[SUPPLIED RECORDS start]

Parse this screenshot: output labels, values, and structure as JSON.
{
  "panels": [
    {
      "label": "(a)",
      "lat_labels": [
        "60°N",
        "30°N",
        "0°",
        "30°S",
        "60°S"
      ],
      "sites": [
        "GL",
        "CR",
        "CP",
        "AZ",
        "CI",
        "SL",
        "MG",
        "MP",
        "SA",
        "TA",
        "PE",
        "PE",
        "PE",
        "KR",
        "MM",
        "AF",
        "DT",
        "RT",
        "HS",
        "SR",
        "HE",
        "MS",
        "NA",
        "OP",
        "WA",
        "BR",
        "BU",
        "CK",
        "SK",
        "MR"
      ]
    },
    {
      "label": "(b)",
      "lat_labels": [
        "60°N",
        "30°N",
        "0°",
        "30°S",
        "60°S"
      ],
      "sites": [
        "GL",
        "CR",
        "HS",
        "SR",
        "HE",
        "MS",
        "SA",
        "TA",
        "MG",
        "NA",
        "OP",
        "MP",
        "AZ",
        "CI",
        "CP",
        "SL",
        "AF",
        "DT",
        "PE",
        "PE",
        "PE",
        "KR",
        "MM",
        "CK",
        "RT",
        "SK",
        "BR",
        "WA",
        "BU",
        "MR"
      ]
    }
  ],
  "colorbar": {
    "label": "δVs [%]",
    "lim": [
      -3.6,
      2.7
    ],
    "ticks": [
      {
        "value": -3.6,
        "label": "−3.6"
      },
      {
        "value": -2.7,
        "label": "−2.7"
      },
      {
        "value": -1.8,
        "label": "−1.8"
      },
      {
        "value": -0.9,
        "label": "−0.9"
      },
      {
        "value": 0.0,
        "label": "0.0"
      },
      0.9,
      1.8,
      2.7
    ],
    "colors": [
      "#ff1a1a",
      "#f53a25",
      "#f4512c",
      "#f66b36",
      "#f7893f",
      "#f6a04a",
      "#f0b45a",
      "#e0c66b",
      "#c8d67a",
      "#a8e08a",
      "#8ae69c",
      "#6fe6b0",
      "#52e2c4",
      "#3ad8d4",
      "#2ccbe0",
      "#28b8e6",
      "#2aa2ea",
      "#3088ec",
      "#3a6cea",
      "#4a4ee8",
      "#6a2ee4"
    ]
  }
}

[SUPPLIED RECORDS end]

• **WHAT THE TASK ASKS**
Repeat the lines above exactly.

• **RIGHT ANSWER**
Parse this screenshot: output labels, values, and structure as JSON.
{
  "panels": [
    {
      "label": "(a)",
      "lat_labels": [
        "60°N",
        "30°N",
        "0°",
        "30°S",
        "60°S"
      ],
      "sites": [
        "GL",
        "CR",
        "CP",
        "AZ",
        "CI",
        "SL",
        "MG",
        "MP",
        "SA",
        "TA",
        "PE",
        "PE",
        "PE",
        "KR",
        "MM",
        "AF",
        "DT",
        "RT",
        "HS",
        "SR",
        "HE",
        "MS",
        "NA",
        "OP",
        "WA",
        "BR",
        "BU",
        "CK",
        "SK",
        "MR"
      ]
    },
    {
      "label": "(b)",
      "lat_labels": [
        "60°N",
        "30°N",
        "0°",
        "30°S",
        "60°S"
      ],
      "sites": [
        "GL",
        "CR",
        "HS",
        "SR",
        "HE",
        "MS",
        "SA",
        "TA",
        "MG",
        "NA",
        "OP",
        "MP",
        "AZ",
        "CI",
        "CP",
        "SL",
        "AF",
        "DT",
        "PE",
        "PE",
        "PE",
        "KR",
        "MM",
        "CK",
        "RT",
        "SK",
        "BR",
        "WA",
        "BU",
        "MR"
      ]
    }
  ],
  "colorbar": {
    "label": "δVs [%]",
    "lim": [
      -3.6,
      2.7
    ],
    "ticks": [
      {
        "value": -3.6,
        "label": "−3.6"
      },
      {
        "value": -2.7,
        "label": "−2.7"
      },
      {
        "value": -1.8,
        "label": "−1.8"
      },
      {
        "value": -0.9,
        "label": "−0.9"
      },
      {
        "value": 0.0,
        "label": "0.0"
      },
      0.9,
      1.8,
      2.7
    ],
    "colors": [
      "#ff1a1a",
      "#f53a25",
      "#f4512c",
      "#f66b36",
      "#f7893f",
      "#f6a04a",
      "#f0b45a",
      "#e0c66b",
      "#c8d67a",
      "#a8e08a",
      "#8ae69c",
      "#6fe6b0",
      "#52e2c4",
      "#3ad8d4",
      "#2ccbe0",
      "#28b8e6",
      "#2aa2ea",
      "#3088ec",
      "#3a6cea",
      "#4a4ee8",
      "#6a2ee4"
    ]
  }
}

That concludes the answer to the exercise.